[Extracted data entries]
--- START ---
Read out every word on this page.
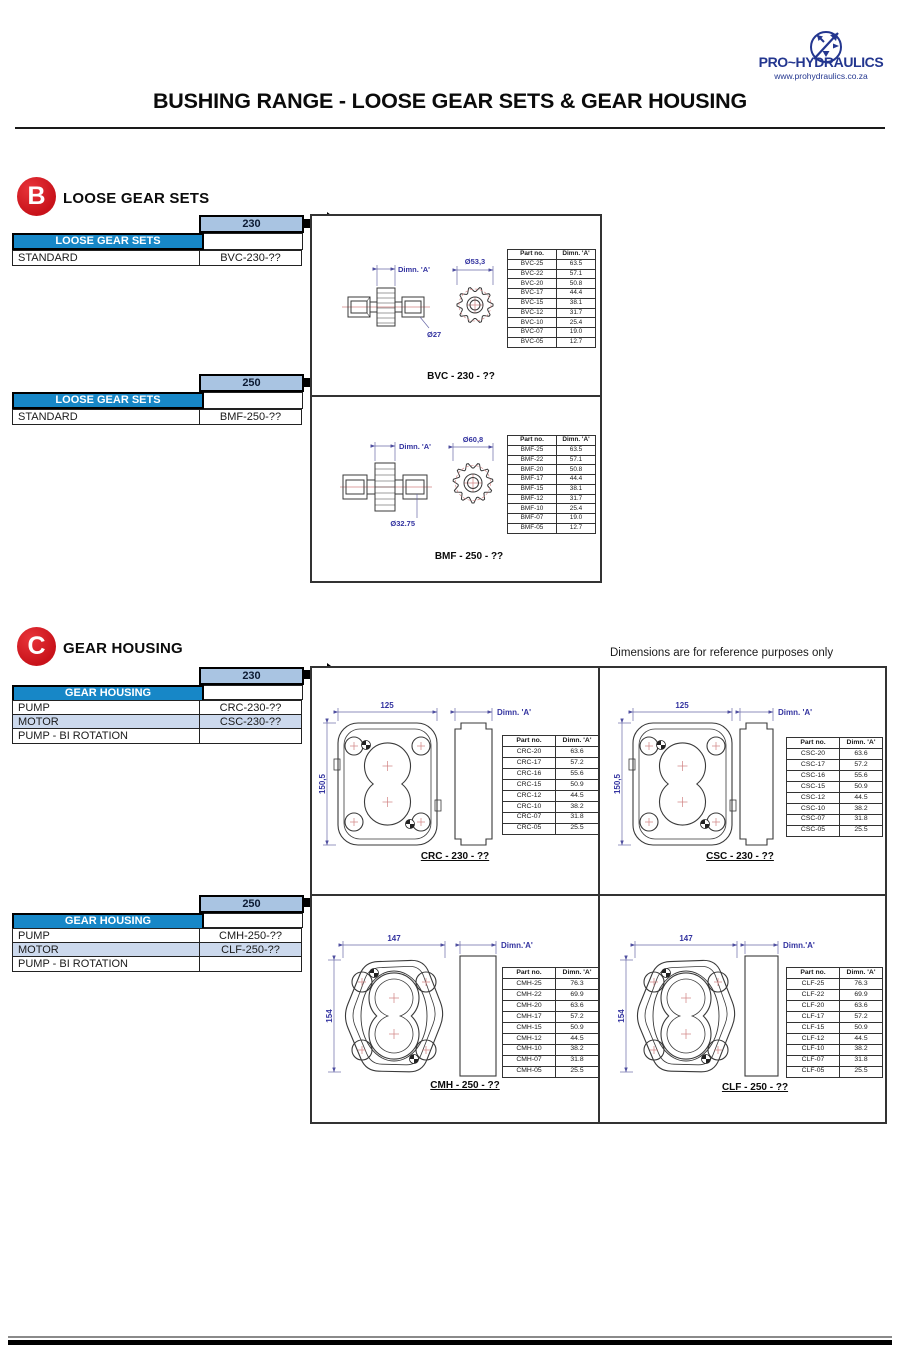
PRO~HYDRAULICS
www.prohydraulics.co.za
BUSHING RANGE - LOOSE GEAR SETS & GEAR HOUSING
B	LOOSE GEAR SETS
230
LOOSE GEAR SETS
STANDARD	BVC-230-??
250
LOOSE GEAR SETS
STANDARD	BMF-250-??
Dimn. 'A'
Ø53,3
Ø27
Part no.	Dimn. 'A'
BVC-25	63.5
BVC-22	57.1
BVC-20	50.8
BVC-17	44.4
BVC-15	38.1
BVC-12	31.7
BVC-10	25.4
BVC-07	19.0
BVC-05	12.7
BVC - 230 - ??
Dimn. 'A'
Ø60,8
Ø32.75
Part no.	Dimn. 'A'
BMF-25	63.5
BMF-22	57.1
BMF-20	50.8
BMF-17	44.4
BMF-15	38.1
BMF-12	31.7
BMF-10	25.4
BMF-07	19.0
BMF-05	12.7
BMF - 250 - ??
C	GEAR HOUSING	Dimensions are for reference purposes only
230
GEAR HOUSING
PUMP	CRC-230-??
MOTOR	CSC-230-??
PUMP - BI ROTATION
250
GEAR HOUSING
PUMP	CMH-250-??
MOTOR	CLF-250-??
PUMP - BI ROTATION
125
150,5
Dimn. 'A'
Part no.	Dimn. 'A'
CRC-20	63.6
CRC-17	57.2
CRC-16	55.6
CRC-15	50.9
CRC-12	44.5
CRC-10	38.2
CRC-07	31.8
CRC-05	25.5
CRC - 230 - ??
125
150,5
Dimn. 'A'
Part no.	Dimn. 'A'
CSC-20	63.6
CSC-17	57.2
CSC-16	55.6
CSC-15	50.9
CSC-12	44.5
CSC-10	38.2
CSC-07	31.8
CSC-05	25.5
CSC - 230 - ??
147
154
Dimn.'A'
Part no.	Dimn. 'A'
CMH-25	76.3
CMH-22	69.9
CMH-20	63.6
CMH-17	57.2
CMH-15	50.9
CMH-12	44.5
CMH-10	38.2
CMH-07	31.8
CMH-05	25.5
CMH - 250 - ??
147
154
Dimn.'A'
Part no.	Dimn. 'A'
CLF-25	76.3
CLF-22	69.9
CLF-20	63.6
CLF-17	57.2
CLF-15	50.9
CLF-12	44.5
CLF-10	38.2
CLF-07	31.8
CLF-05	25.5
CLF - 250 - ??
--- END ---
> Prompt: Write out the full set of lines verbatim, without the pictures.

> Answer to this task:
Read out every word on this page.
PRO~HYDRAULICS
www.prohydraulics.co.za
BUSHING RANGE - LOOSE GEAR SETS & GEAR HOUSING
B	LOOSE GEAR SETS
230
LOOSE GEAR SETS
STANDARD	BVC-230-??
250
LOOSE GEAR SETS
STANDARD	BMF-250-??
Dimn. 'A'
Ø53,3
Ø27
Part no.	Dimn. 'A'
BVC-25	63.5
BVC-22	57.1
BVC-20	50.8
BVC-17	44.4
BVC-15	38.1
BVC-12	31.7
BVC-10	25.4
BVC-07	19.0
BVC-05	12.7
BVC - 230 - ??
Dimn. 'A'
Ø60,8
Ø32.75
Part no.	Dimn. 'A'
BMF-25	63.5
BMF-22	57.1
BMF-20	50.8
BMF-17	44.4
BMF-15	38.1
BMF-12	31.7
BMF-10	25.4
BMF-07	19.0
BMF-05	12.7
BMF - 250 - ??
C	GEAR HOUSING	Dimensions are for reference purposes only
230
GEAR HOUSING
PUMP	CRC-230-??
MOTOR	CSC-230-??
PUMP - BI ROTATION
250
GEAR HOUSING
PUMP	CMH-250-??
MOTOR	CLF-250-??
PUMP - BI ROTATION
125
150,5
Dimn. 'A'
Part no.	Dimn. 'A'
CRC-20	63.6
CRC-17	57.2
CRC-16	55.6
CRC-15	50.9
CRC-12	44.5
CRC-10	38.2
CRC-07	31.8
CRC-05	25.5
CRC - 230 - ??
125
150,5
Dimn. 'A'
Part no.	Dimn. 'A'
CSC-20	63.6
CSC-17	57.2
CSC-16	55.6
CSC-15	50.9
CSC-12	44.5
CSC-10	38.2
CSC-07	31.8
CSC-05	25.5
CSC - 230 - ??
147
154
Dimn.'A'
Part no.	Dimn. 'A'
CMH-25	76.3
CMH-22	69.9
CMH-20	63.6
CMH-17	57.2
CMH-15	50.9
CMH-12	44.5
CMH-10	38.2
CMH-07	31.8
CMH-05	25.5
CMH - 250 - ??
147
154
Dimn.'A'
Part no.	Dimn. 'A'
CLF-25	76.3
CLF-22	69.9
CLF-20	63.6
CLF-17	57.2
CLF-15	50.9
CLF-12	44.5
CLF-10	38.2
CLF-07	31.8
CLF-05	25.5
CLF - 250 - ??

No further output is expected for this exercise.